(Stored records)
════════

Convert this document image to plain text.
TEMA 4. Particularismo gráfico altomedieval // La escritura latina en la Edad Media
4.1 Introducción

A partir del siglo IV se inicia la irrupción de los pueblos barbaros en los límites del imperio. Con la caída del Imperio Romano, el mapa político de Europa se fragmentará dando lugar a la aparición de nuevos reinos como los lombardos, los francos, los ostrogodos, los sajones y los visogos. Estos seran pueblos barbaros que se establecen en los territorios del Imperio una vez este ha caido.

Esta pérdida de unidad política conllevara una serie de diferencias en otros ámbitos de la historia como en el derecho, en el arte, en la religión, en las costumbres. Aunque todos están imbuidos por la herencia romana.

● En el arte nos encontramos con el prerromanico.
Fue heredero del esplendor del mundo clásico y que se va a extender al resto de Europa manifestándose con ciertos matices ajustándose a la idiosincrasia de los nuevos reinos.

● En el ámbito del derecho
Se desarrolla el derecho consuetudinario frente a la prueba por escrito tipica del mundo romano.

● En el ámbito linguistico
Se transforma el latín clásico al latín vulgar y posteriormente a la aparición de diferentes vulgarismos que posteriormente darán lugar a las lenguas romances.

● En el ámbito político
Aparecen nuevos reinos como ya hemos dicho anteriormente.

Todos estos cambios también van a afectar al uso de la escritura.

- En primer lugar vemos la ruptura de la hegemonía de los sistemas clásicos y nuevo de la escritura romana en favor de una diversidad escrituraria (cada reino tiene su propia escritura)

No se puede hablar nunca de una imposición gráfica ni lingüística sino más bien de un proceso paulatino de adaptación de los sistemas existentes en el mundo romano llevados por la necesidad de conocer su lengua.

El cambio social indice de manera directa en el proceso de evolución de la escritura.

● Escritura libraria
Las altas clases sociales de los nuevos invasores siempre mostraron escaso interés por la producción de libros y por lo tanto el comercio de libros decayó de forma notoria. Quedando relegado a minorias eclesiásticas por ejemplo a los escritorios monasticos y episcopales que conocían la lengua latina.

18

════════

* Task prompt *
Give back only a number, the number of lines where the string "proceso" occurs.

* Response to this exercise *
2